#### [WHAT IS NEEDED]
Using the entries that follow, state how many lines contain the word "Cold". The response is that number and nothing more.
::::::::
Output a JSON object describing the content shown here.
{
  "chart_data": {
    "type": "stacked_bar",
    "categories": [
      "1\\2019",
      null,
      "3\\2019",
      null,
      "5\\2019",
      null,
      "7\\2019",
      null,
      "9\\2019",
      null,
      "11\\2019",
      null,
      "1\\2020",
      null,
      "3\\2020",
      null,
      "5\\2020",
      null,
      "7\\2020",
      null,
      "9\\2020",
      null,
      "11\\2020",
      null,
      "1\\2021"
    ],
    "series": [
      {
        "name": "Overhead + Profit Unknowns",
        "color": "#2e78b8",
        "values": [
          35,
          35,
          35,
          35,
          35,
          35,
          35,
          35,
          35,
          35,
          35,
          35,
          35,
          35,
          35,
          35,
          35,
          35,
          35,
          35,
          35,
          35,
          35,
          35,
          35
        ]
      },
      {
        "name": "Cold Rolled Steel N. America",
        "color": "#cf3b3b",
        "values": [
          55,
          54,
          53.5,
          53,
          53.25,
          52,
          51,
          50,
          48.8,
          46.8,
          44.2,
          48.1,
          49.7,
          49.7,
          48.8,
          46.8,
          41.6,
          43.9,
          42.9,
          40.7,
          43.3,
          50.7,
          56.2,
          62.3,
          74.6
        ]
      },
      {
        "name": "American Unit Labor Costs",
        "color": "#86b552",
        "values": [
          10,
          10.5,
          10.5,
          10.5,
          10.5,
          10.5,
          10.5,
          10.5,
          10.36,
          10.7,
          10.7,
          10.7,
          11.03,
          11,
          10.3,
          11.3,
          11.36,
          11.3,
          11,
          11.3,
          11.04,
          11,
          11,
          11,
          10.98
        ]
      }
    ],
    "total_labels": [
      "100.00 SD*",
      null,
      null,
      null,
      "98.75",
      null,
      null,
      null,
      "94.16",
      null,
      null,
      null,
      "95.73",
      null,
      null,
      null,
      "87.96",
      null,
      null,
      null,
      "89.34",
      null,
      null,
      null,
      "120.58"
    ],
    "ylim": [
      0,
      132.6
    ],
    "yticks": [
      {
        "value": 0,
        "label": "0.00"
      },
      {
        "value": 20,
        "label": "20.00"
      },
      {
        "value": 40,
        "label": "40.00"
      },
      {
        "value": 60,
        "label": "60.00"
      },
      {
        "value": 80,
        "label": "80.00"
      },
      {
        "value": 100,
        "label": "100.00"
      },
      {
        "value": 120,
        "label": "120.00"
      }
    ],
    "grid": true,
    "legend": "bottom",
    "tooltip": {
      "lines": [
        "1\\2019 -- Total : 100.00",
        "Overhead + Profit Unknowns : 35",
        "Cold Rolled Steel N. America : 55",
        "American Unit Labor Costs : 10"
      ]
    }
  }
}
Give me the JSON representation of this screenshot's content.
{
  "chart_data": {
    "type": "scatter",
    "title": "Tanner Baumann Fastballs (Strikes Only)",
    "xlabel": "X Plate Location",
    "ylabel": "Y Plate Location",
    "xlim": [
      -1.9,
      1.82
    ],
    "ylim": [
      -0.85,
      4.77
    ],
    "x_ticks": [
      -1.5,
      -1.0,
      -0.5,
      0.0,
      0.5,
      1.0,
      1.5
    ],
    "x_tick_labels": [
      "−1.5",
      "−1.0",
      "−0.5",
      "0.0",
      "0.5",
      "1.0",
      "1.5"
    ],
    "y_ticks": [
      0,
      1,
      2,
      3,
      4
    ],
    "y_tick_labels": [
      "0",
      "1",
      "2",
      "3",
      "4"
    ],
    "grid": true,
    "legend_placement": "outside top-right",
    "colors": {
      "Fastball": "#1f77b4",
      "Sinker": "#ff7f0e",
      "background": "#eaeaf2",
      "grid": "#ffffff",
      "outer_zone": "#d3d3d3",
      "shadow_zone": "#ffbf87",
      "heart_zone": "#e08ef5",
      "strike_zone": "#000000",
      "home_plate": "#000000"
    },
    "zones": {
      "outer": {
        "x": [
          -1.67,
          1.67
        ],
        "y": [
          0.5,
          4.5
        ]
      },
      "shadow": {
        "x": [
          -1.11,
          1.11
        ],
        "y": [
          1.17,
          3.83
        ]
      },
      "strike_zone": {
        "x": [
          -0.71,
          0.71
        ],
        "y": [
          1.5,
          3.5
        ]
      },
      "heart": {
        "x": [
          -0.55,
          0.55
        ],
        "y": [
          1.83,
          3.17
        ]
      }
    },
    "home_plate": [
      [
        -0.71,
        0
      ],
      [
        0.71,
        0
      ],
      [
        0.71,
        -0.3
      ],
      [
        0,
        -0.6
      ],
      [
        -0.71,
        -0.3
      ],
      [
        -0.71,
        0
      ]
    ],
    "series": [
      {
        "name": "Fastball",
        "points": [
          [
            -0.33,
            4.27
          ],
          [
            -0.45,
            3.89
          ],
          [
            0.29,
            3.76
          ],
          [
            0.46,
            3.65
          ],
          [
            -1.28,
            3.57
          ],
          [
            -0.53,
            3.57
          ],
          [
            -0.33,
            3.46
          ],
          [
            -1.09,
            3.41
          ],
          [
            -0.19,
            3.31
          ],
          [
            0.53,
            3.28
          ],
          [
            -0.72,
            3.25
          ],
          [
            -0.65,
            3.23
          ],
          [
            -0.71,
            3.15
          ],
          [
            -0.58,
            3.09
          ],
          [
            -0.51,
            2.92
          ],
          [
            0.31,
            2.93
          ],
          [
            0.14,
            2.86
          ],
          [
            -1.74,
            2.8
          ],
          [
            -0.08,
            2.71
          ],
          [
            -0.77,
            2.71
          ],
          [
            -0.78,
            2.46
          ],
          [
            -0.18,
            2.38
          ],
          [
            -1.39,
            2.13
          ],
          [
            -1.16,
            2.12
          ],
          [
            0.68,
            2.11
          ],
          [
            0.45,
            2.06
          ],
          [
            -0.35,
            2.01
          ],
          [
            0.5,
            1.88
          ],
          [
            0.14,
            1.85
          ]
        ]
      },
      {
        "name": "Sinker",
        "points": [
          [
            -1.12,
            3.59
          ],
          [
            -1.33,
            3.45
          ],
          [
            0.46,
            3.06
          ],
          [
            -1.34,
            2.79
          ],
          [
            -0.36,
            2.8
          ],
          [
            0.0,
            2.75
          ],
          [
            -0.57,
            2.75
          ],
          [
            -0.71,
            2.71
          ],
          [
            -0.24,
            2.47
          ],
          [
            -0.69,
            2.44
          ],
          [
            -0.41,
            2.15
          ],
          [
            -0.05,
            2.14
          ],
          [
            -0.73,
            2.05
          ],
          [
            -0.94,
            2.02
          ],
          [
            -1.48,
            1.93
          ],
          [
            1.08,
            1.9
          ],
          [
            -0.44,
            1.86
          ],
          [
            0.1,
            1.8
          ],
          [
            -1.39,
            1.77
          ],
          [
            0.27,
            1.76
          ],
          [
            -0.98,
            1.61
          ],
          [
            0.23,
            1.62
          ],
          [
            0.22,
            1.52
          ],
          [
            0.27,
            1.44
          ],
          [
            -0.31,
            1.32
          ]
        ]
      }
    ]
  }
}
::::::::
#### [EXERCISE RESPONSE]
2